■ Extracted data entries:
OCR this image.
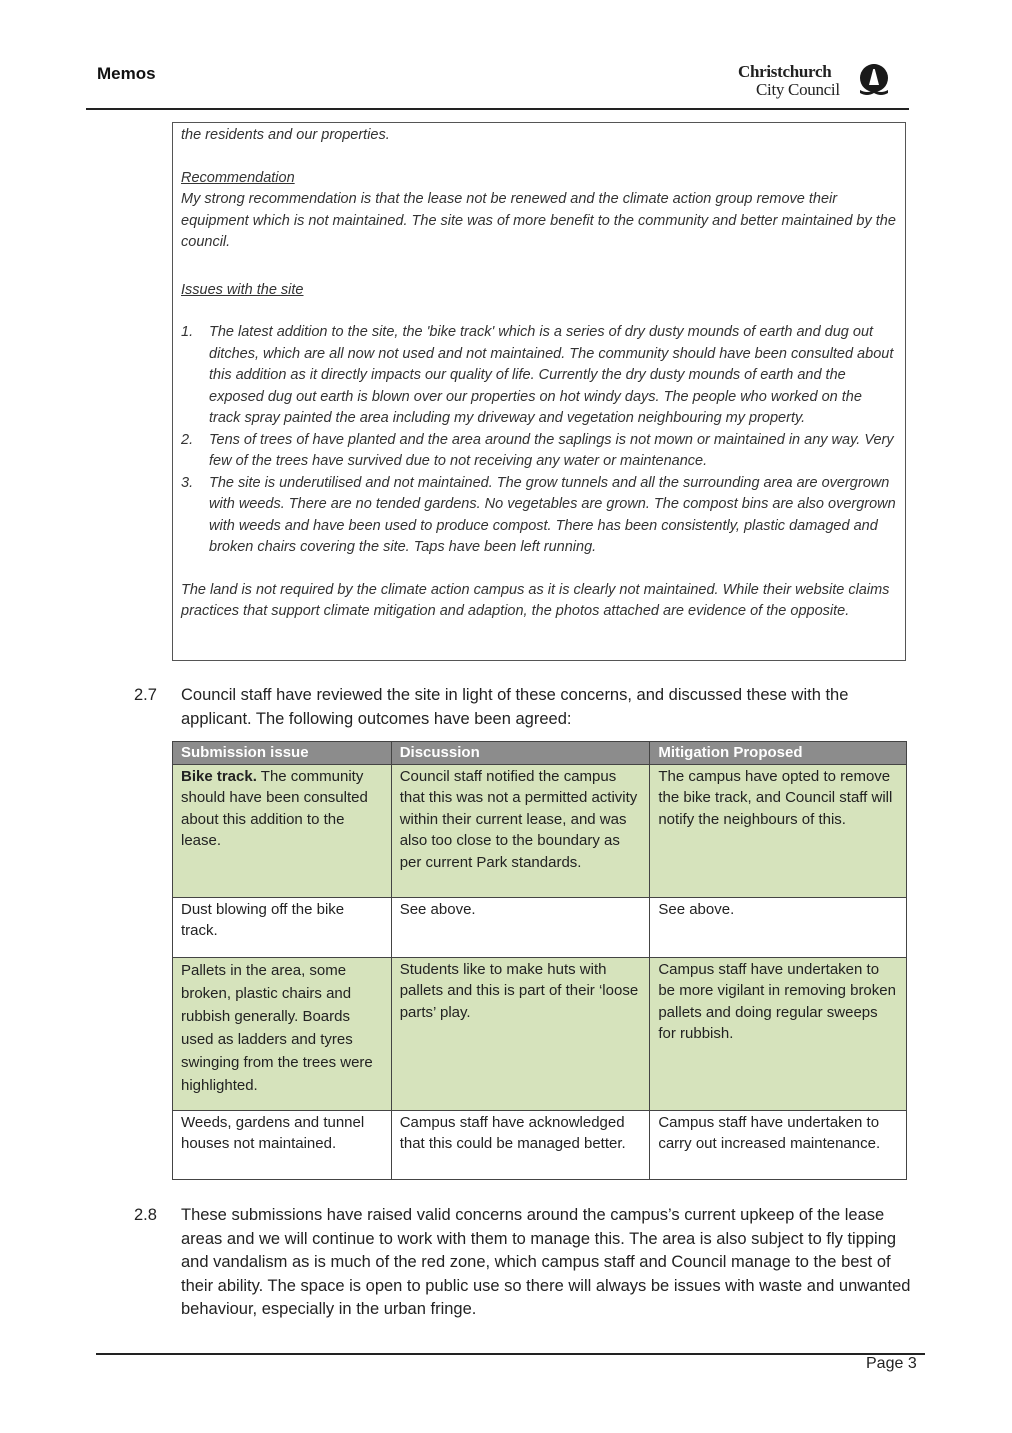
Memos	Christchurch
City Council

the residents and our properties.

Recommendation

My strong recommendation is that the lease not be renewed and the climate action group remove their equipment which is not maintained. The site was of more benefit to the community and better maintained by the council.

Issues with the site

1. The latest addition to the site, the 'bike track' which is a series of dry dusty mounds of earth and dug out ditches, which are all now not used and not maintained. The community should have been consulted about this addition as it directly impacts our quality of life. Currently the dry dusty mounds of earth and the exposed dug out earth is blown over our properties on hot windy days. The people who worked on the track spray painted the area including my driveway and vegetation neighbouring my property.
2. Tens of trees of have planted and the area around the saplings is not mown or maintained in any way. Very few of the trees have survived due to not receiving any water or maintenance.
3. The site is underutilised and not maintained. The grow tunnels and all the surrounding area are overgrown with weeds. There are no tended gardens. No vegetables are grown. The compost bins are also overgrown with weeds and have been used to produce compost. There has been consistently, plastic damaged and broken chairs covering the site. Taps have been left running.

The land is not required by the climate action campus as it is clearly not maintained. While their website claims practices that support climate mitigation and adaption, the photos attached are evidence of the opposite.

2.7 Council staff have reviewed the site in light of these concerns, and discussed these with the applicant. The following outcomes have been agreed:
Submission issue	Discussion	Mitigation Proposed
Bike track. The community should have been consulted about this addition to the lease.	Council staff notified the campus that this was not a permitted activity within their current lease, and was also too close to the boundary as per current Park standards.	The campus have opted to remove the bike track, and Council staff will notify the neighbours of this.
Dust blowing off the bike track.	See above.	See above.
Pallets in the area, some broken, plastic chairs and rubbish generally. Boards used as ladders and tyres swinging from the trees were highlighted.	Students like to make huts with pallets and this is part of their ‘loose parts’ play.	Campus staff have undertaken to be more vigilant in removing broken pallets and doing regular sweeps for rubbish.
Weeds, gardens and tunnel houses not maintained.	Campus staff have acknowledged that this could be managed better.	Campus staff have undertaken to carry out increased maintenance.
2.8 These submissions have raised valid concerns around the campus’s current upkeep of the lease areas and we will continue to work with them to manage this. The area is also subject to fly tipping and vandalism as is much of the red zone, which campus staff and Council manage to the best of their ability. The space is open to public use so there will always be issues with waste and unwanted behaviour, especially in the urban fringe.
Page 3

■ WHAT IS EXPECTED: Each entry must be retyped word for word, with every image omitted.

■ WORKED ANSWER:
OCR this image.
Memos	Christchurch
City Council

the residents and our properties.

Recommendation

My strong recommendation is that the lease not be renewed and the climate action group remove their equipment which is not maintained. The site was of more benefit to the community and better maintained by the council.

Issues with the site

1. The latest addition to the site, the 'bike track' which is a series of dry dusty mounds of earth and dug out ditches, which are all now not used and not maintained. The community should have been consulted about this addition as it directly impacts our quality of life. Currently the dry dusty mounds of earth and the exposed dug out earth is blown over our properties on hot windy days. The people who worked on the track spray painted the area including my driveway and vegetation neighbouring my property.
2. Tens of trees of have planted and the area around the saplings is not mown or maintained in any way. Very few of the trees have survived due to not receiving any water or maintenance.
3. The site is underutilised and not maintained. The grow tunnels and all the surrounding area are overgrown with weeds. There are no tended gardens. No vegetables are grown. The compost bins are also overgrown with weeds and have been used to produce compost. There has been consistently, plastic damaged and broken chairs covering the site. Taps have been left running.

The land is not required by the climate action campus as it is clearly not maintained. While their website claims practices that support climate mitigation and adaption, the photos attached are evidence of the opposite.

2.7 Council staff have reviewed the site in light of these concerns, and discussed these with the applicant. The following outcomes have been agreed:
Submission issue	Discussion	Mitigation Proposed
Bike track. The community should have been consulted about this addition to the lease.	Council staff notified the campus that this was not a permitted activity within their current lease, and was also too close to the boundary as per current Park standards.	The campus have opted to remove the bike track, and Council staff will notify the neighbours of this.
Dust blowing off the bike track.	See above.	See above.
Pallets in the area, some broken, plastic chairs and rubbish generally. Boards used as ladders and tyres swinging from the trees were highlighted.	Students like to make huts with pallets and this is part of their ‘loose parts’ play.	Campus staff have undertaken to be more vigilant in removing broken pallets and doing regular sweeps for rubbish.
Weeds, gardens and tunnel houses not maintained.	Campus staff have acknowledged that this could be managed better.	Campus staff have undertaken to carry out increased maintenance.
2.8 These submissions have raised valid concerns around the campus’s current upkeep of the lease areas and we will continue to work with them to manage this. The area is also subject to fly tipping and vandalism as is much of the red zone, which campus staff and Council manage to the best of their ability. The space is open to public use so there will always be issues with waste and unwanted behaviour, especially in the urban fringe.
Page 3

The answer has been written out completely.